___ DATA FOR THIS TASK ___
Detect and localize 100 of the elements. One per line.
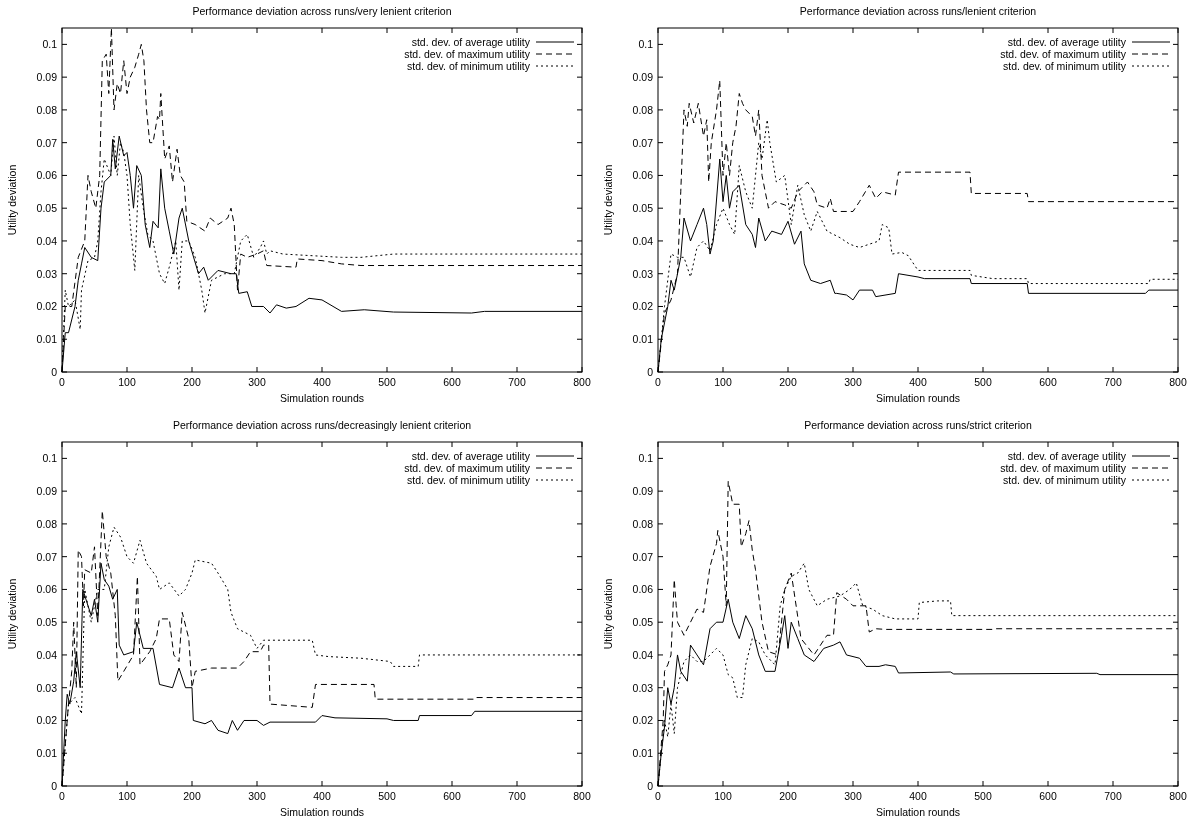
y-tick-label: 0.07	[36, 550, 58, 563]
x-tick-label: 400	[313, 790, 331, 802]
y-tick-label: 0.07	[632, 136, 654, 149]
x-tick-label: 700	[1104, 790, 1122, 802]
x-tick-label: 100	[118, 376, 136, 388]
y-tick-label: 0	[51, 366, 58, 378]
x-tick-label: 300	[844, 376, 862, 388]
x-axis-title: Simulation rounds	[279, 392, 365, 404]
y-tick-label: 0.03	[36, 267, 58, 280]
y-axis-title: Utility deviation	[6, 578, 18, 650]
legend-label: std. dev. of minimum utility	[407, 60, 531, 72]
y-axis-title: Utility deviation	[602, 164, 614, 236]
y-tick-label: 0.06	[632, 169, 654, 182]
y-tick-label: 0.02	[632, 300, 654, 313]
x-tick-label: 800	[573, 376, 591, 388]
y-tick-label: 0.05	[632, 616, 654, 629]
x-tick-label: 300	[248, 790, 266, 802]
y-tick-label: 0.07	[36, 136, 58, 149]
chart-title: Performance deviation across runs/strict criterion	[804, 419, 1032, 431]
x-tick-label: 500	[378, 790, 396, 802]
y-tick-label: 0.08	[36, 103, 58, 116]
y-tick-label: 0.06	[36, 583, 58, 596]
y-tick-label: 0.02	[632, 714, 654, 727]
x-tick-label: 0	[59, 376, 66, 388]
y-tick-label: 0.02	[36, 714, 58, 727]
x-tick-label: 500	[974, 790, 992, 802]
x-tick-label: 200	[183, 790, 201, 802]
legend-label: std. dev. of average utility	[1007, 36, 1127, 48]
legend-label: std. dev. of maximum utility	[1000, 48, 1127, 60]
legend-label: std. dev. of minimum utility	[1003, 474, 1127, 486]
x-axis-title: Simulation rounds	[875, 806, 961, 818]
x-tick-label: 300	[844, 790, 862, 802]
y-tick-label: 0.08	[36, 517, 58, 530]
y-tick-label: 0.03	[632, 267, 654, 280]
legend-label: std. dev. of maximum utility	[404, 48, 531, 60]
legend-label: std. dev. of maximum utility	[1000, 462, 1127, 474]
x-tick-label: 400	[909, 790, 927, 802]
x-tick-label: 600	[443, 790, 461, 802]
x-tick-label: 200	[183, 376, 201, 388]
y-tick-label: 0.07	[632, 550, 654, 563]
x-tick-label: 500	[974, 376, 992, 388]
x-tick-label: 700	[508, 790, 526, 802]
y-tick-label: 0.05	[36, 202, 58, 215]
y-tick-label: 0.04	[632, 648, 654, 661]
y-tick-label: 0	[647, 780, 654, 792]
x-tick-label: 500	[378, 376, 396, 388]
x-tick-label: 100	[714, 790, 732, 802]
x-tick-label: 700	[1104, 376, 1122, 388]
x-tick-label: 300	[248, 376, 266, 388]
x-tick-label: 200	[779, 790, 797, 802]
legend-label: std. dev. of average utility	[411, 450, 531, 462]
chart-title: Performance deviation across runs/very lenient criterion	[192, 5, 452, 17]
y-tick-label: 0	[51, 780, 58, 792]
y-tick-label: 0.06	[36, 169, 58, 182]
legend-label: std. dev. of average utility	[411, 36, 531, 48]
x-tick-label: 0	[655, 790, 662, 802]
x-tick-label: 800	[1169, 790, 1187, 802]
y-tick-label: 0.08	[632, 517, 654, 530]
___
THE EXERCISE:
Which lines in the listing above contain the word "average"? Show each of them in full, matching case exactly.

COMPLETE OUTPUT:
legend-label: std. dev. of average utility	[1007, 36, 1127, 48]
legend-label: std. dev. of average utility	[411, 450, 531, 462]
legend-label: std. dev. of average utility	[411, 36, 531, 48]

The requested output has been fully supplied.